**Excerpt to read**
# Lume: How to auto-map data in your code

After running a job to create a mapper, you can use it as an embedded pipeline in your code. This is especially helpful to create pipelines where similar data will come in, and you need to embed a static mapper after creating it with Lume.

❓ See a video walkthrough of this notebook [here](https://www.loom.com/share/63a42b2f4b6d4439a45e461ea543033c)
### Overview

This notebook contains the following 1 section:

- **Map incoming source data using an existing pipeline:** Specify a set of functions and use the Lume API to map data.

## Map incoming source data using an existing pipeline

Define your API key here:

In [None]:
api_key = '<YOUR_API_KEY>'

### Utilities

First let's define a few utilities for making calls to the Lume API.

In [None]:
%pip install httpx

In [None]:
import httpx 
import traceback
import asyncio
import os
import json


url = "https://api.lume.ai"

In [None]:
async def get_pipeline(pipeline_id):
    new_url = f'{url}/pipelines/{pipeline_id}'
    headers = {"lume-api-key": api_key}
    async with httpx.AsyncClient(timeout=60) as client:
        job = await client.get(new_url, headers=headers)
        job = job.json()
    return job

In [None]:
async def create_job(pipeline_id, data):
    new_url = f'{url}/pipelines/{pipeline_id}/jobs'
    headers = {"lume-api-key": api_key}
    payload = {
        "data": data
    }
    async with httpx.AsyncClient(timeout=60) as client:
        job = await client.post(new_url, headers=headers, json=payload)
        job = job.json()
    return job

In [None]:
async def run_job(job_id):
    new_url = f'{url}/jobs/{job_id}/run'
    headers = {"lume-api-key": api_key}
    payload = {
        "immediate_return": True # required to set this to True for polling.

(Element location data)
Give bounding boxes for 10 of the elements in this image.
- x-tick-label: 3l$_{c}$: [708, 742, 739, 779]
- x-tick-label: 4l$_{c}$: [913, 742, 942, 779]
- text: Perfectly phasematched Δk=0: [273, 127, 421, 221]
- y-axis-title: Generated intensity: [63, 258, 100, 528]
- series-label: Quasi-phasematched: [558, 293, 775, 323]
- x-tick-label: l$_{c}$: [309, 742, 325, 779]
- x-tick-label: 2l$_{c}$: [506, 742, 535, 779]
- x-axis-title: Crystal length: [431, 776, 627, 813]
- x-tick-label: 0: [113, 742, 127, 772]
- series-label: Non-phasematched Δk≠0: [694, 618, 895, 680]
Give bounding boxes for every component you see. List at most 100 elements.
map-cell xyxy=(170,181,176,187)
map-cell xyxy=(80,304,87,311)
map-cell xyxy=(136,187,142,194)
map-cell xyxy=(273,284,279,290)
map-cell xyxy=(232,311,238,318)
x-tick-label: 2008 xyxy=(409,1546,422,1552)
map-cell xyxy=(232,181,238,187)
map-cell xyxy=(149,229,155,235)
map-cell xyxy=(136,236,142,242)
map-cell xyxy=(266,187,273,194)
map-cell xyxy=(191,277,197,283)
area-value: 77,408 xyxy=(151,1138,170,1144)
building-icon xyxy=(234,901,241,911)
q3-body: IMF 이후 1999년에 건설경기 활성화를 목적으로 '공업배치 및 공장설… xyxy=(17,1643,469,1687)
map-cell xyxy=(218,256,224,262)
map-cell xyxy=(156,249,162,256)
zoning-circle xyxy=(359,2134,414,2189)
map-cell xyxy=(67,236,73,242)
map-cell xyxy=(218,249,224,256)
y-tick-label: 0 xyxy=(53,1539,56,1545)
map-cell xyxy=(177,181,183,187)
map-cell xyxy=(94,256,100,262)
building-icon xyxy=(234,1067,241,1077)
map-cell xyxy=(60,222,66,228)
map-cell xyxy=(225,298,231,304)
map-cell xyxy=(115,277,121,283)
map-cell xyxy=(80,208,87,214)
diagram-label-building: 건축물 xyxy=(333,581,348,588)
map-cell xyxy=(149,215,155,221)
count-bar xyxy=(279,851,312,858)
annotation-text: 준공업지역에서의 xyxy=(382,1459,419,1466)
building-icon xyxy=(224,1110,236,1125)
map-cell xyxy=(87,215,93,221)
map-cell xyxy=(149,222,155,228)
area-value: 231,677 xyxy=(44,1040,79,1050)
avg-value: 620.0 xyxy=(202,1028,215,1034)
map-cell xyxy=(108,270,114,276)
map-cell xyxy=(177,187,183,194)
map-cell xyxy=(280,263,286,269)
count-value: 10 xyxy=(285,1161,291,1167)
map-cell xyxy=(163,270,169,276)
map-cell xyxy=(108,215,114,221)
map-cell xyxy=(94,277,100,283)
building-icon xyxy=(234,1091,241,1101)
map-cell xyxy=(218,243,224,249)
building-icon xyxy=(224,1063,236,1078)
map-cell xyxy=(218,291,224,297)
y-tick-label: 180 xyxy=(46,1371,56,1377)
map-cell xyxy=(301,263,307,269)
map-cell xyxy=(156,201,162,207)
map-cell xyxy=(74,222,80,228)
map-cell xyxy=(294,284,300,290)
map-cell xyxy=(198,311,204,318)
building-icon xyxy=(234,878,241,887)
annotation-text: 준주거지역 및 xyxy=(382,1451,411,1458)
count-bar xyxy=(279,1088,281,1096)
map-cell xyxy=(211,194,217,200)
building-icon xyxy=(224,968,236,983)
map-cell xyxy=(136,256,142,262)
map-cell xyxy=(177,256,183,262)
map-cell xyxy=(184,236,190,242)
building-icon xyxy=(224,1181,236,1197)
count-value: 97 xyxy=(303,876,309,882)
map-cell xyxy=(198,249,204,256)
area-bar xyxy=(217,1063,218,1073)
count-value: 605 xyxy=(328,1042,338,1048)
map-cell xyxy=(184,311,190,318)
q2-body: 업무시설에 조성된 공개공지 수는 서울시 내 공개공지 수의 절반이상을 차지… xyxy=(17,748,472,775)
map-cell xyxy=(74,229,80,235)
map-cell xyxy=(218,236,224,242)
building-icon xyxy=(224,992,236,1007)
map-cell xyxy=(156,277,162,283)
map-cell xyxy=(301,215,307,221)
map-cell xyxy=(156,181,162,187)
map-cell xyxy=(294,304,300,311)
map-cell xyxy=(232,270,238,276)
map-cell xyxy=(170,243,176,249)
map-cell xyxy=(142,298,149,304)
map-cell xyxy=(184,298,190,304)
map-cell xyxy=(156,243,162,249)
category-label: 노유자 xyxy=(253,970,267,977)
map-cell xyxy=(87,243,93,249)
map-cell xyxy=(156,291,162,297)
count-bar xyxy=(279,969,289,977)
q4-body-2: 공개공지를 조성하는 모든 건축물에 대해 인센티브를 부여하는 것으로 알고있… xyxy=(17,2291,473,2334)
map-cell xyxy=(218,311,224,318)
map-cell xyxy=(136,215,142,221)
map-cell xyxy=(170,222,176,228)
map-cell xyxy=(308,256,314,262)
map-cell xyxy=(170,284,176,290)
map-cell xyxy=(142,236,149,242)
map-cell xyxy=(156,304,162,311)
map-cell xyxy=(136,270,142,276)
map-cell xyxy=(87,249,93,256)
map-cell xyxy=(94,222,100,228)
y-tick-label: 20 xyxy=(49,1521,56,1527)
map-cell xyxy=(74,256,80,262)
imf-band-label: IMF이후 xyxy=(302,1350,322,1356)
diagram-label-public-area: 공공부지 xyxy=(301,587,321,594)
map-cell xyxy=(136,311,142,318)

**Work to do**
a: Answer these questions from the Lume page:
(i) What timeout value does each httpx client use?
(ii) What header name carries the API key?
(iii) How many sections does the notebook say it contains?
b: Using the Lume page, decide whether each statement is accurate:
(i) The base address for API calls is https://api.lume.ai.
(ii) The get_pipeline function sends a POST request.
(iii) Polling requires immediate_return to be set to True.
c: Repeat the part of the Lume page starting at "## Map incoming" and ending at "the Lume API.".

**Task solutions**
a:
(i) 60
(ii) lume-api-key
(iii) 1

b:
(i) Yes: "url = "https://api.lume.ai""
(ii) No: "job = await client.get(new_url, headers=headers)"
(iii) Yes: "required to set this to True for polling."

c:
## Map incoming source data using an existing pipeline

Define your API key here:

In [None]:
api_key = '<YOUR_API_KEY>'

### Utilities

First let's define a few utilities for making calls to the Lume API.